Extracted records
* BEGIN *

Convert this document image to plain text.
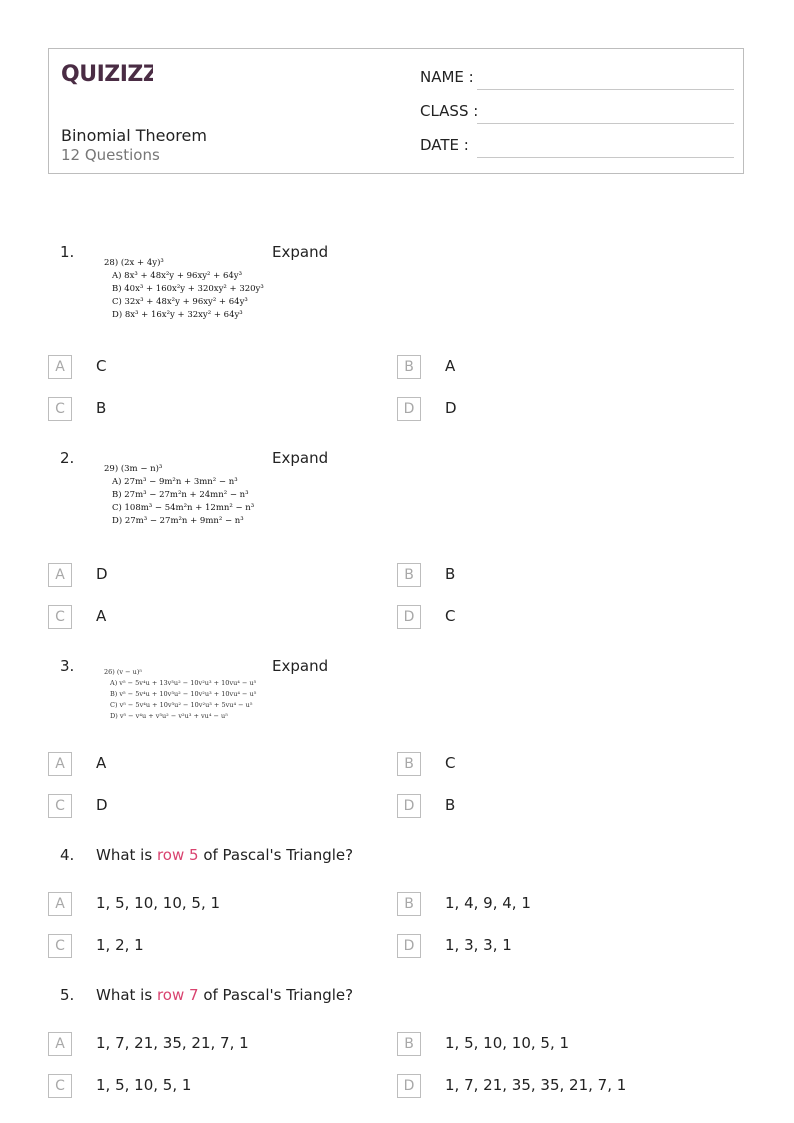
QUIZIZZ
Binomial Theorem
12 Questions
NAME :
CLASS :
DATE :
1.
28) (2x + 4y)³
A) 8x³ + 48x²y + 96xy² + 64y³
B) 40x³ + 160x²y + 320xy² + 320y³
C) 32x³ + 48x²y + 96xy² + 64y³
D) 8x³ + 16x²y + 32xy² + 64y³
Expand
A	C	B	A
C	B	D	D
2.
29) (3m − n)³
A) 27m³ − 9m²n + 3mn² − n³
B) 27m³ − 27m²n + 24mn² − n³
C) 108m³ − 54m²n + 12mn² − n³
D) 27m³ − 27m²n + 9mn² − n³
Expand
A	D	B	B
C	A	D	C
3.	26) (v − u)⁵
A) v⁵ − 5v⁴u + 13v³u² − 10v²u³ + 10vu⁴ − u⁵
B) v⁵ − 5v⁴u + 10v³u² − 10v²u³ + 10vu⁴ − u⁵
C) v⁵ − 5v⁴u + 10v³u² − 10v²u³ + 5vu⁴ − u⁵
D) v⁵ − v⁴u + v³u² − v²u³ + vu⁴ − u⁵
Expand
A	A	B	C
C	D	D	B
4. What is row 5 of Pascal's Triangle?
A	1, 5, 10, 10, 5, 1	B	1, 4, 9, 4, 1
C	1, 2, 1	D	1, 3, 3, 1
5. What is row 7 of Pascal's Triangle?
A	1, 7, 21, 35, 21, 7, 1	B	1, 5, 10, 10, 5, 1
C	1, 5, 10, 5, 1	D	1, 7, 21, 35, 35, 21, 7, 1
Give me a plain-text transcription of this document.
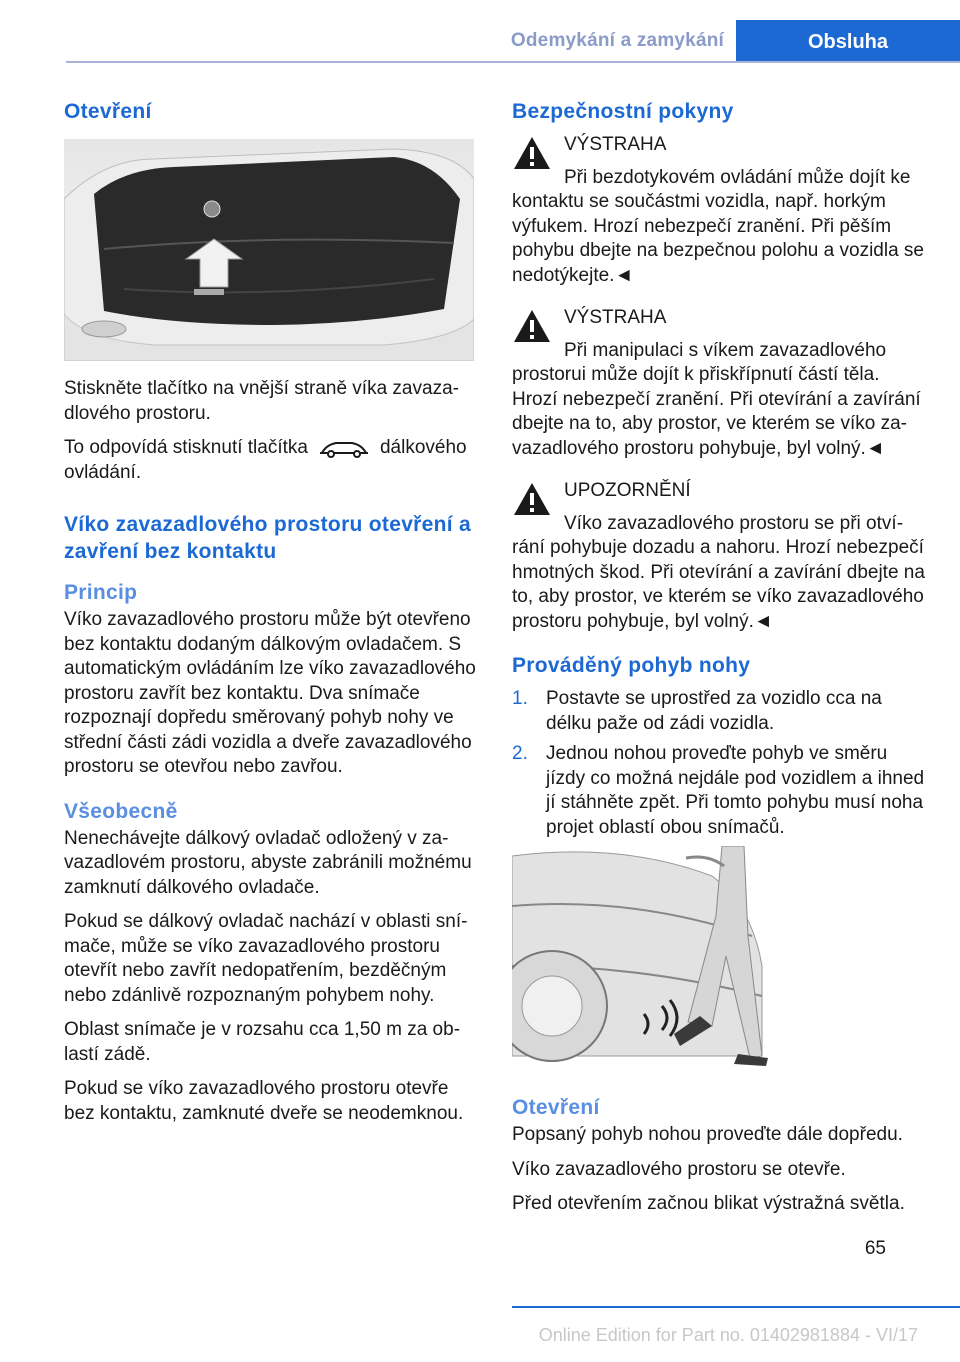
Odemykání a zamykání	Obsluha
Otevření

Stiskněte tlačítko na vnější straně víka zavazadlového prostoru.

To odpovídá stisknutí tlačítka	dálkového ovládání.

Víko zavazadlového prostoru otevření a zavření bez kontaktu
Princip

Víko zavazadlového prostoru může být otevřeno bez kontaktu dodaným dálkovým ovladačem. S automatickým ovládáním lze víko zavazadlového prostoru zavřít bez kontaktu. Dva snímače rozpoznají dopředu směrovaný pohyb nohy ve střední části zádi vozidla a dveře zavazadlového prostoru se otevřou nebo zavřou.

Všeobecně

Nenechávejte dálkový ovladač odložený v zavazadlovém prostoru, abyste zabránili možnému zamknutí dálkového ovladače.

Pokud se dálkový ovladač nachází v oblasti snímače, může se víko zavazadlového prostoru otevřít nebo zavřít nedopatřením, bezděčným nebo zdánlivě rozpoznaným pohybem nohy.

Oblast snímače je v rozsahu cca 1,50 m za oblastí zádě.

Pokud se víko zavazadlového prostoru otevře bez kontaktu, zamknuté dveře se neodemknou.

Bezpečnostní pokyny
VÝSTRAHA
Při bezdotykovém ovládání může dojít ke kontaktu se součástmi vozidla, např. horkým výfukem. Hrozí nebezpečí zranění. Při pěším pohybu dbejte na bezpečnou polohu a vozidla se nedotýkejte.◄
VÝSTRAHA
Při manipulaci s víkem zavazadlového prostorui může dojít k přiskřípnutí částí těla. Hrozí nebezpečí zranění. Při otevírání a zavírání dbejte na to, aby prostor, ve kterém se víko zavazadlového prostoru pohybuje, byl volný.◄
UPOZORNĚNÍ
Víko zavazadlového prostoru se při otvírání pohybuje dozadu a nahoru. Hrozí nebezpečí hmotných škod. Při otevírání a zavírání dbejte na to, aby prostor, ve kterém se víko zavazadlového prostoru pohybuje, byl volný.◄
Prováděný pohyb nohy
1. Postavte se uprostřed za vozidlo cca na délku paže od zádi vozidla.
2. Jednou nohou proveďte pohyb ve směru jízdy co možná nejdále pod vozidlem a ihned jí stáhněte zpět. Při tomto pohybu musí noha projet oblastí obou snímačů.
Otevření

Popsaný pohyb nohou proveďte dále dopředu.

Víko zavazadlového prostoru se otevře.

Před otevřením začnou blikat výstražná světla.

65
Online Edition for Part no. 01402981884 - VI/17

* END *

SHORT EXERCISE: Which lines hold the string "nohy"? Copy all of them from the data above.

ANSWER TO THIS EXERCISE:
Víko zavazadlového prostoru může být otevřeno bez kontaktu dodaným dálkovým ovladačem. S automatickým ovládáním lze víko zavazadlového prostoru zavřít bez kontaktu. Dva snímače rozpoznají dopředu směrovaný pohyb nohy ve střední části zádi vozidla a dveře zavazadlového prostoru se otevřou nebo zavřou.
Pokud se dálkový ovladač nachází v oblasti snímače, může se víko zavazadlového prostoru otevřít nebo zavřít nedopatřením, bezděčným nebo zdánlivě rozpoznaným pohybem nohy.
Prováděný pohyb nohy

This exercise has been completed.